| RECORDS PROVIDED |
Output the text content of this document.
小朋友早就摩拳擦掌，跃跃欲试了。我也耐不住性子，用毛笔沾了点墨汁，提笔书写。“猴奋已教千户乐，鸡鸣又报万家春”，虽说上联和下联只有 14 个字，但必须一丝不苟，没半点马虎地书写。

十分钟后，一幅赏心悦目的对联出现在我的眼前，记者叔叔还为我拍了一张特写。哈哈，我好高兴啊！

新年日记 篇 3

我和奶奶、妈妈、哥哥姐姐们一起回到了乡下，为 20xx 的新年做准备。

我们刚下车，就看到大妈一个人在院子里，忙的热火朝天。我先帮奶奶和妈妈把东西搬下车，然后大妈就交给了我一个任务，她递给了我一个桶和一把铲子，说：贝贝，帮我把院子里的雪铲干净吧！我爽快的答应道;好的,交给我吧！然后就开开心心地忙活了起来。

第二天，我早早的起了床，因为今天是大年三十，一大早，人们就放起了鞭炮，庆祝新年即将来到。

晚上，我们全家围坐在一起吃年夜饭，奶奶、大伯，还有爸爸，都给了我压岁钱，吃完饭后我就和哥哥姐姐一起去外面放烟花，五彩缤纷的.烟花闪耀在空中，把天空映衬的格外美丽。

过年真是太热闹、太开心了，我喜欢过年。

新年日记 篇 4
--
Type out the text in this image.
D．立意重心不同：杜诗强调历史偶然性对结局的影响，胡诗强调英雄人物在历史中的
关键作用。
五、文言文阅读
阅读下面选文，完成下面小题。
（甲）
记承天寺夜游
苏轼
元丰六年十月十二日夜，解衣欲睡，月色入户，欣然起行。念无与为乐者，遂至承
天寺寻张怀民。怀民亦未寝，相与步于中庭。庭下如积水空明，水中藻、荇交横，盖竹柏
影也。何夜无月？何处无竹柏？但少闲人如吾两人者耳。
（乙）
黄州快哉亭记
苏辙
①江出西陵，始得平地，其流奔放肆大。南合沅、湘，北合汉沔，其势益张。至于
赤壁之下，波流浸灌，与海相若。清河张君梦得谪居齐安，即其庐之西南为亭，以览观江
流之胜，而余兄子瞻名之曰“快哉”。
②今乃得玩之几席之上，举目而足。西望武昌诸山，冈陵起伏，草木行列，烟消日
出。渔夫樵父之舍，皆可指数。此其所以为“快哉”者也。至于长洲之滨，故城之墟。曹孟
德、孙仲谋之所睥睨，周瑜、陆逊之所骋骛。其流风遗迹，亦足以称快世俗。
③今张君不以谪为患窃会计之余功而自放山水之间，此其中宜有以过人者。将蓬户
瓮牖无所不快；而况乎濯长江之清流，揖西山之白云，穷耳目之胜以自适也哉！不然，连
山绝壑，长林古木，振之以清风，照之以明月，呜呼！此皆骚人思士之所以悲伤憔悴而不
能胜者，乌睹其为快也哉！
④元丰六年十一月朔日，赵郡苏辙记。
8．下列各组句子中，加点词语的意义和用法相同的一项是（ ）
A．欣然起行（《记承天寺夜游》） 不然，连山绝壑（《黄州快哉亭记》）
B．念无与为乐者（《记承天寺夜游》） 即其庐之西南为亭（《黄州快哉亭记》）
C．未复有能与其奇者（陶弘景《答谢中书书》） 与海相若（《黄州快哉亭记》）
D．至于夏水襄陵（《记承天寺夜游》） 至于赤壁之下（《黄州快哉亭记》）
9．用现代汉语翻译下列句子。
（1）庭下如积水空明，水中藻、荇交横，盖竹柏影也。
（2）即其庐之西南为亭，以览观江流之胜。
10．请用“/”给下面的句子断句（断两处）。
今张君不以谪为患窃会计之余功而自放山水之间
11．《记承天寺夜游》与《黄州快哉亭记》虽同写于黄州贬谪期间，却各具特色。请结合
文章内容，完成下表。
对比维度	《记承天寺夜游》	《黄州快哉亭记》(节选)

| TO DO |
Of all the lines above, how many contain the word "记承天寺夜游"? Give the number and nothing else.

| IN RESPONSE |
6